→ Dataset rows:
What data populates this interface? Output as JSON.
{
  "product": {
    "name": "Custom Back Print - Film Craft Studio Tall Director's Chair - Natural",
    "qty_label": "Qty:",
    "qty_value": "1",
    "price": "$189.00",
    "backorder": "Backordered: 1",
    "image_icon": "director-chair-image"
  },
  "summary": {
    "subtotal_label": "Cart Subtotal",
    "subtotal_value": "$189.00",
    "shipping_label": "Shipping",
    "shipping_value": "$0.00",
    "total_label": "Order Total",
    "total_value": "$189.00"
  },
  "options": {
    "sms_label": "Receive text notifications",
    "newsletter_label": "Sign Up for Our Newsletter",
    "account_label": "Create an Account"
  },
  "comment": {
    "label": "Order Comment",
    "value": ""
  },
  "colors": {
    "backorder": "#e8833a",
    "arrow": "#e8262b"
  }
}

→ Exercise instructions:
Show every line in the entries where the string "backorder" occurs.

→ Solution:
    "backorder": "Backordered: 1",
    "backorder": "#e8833a",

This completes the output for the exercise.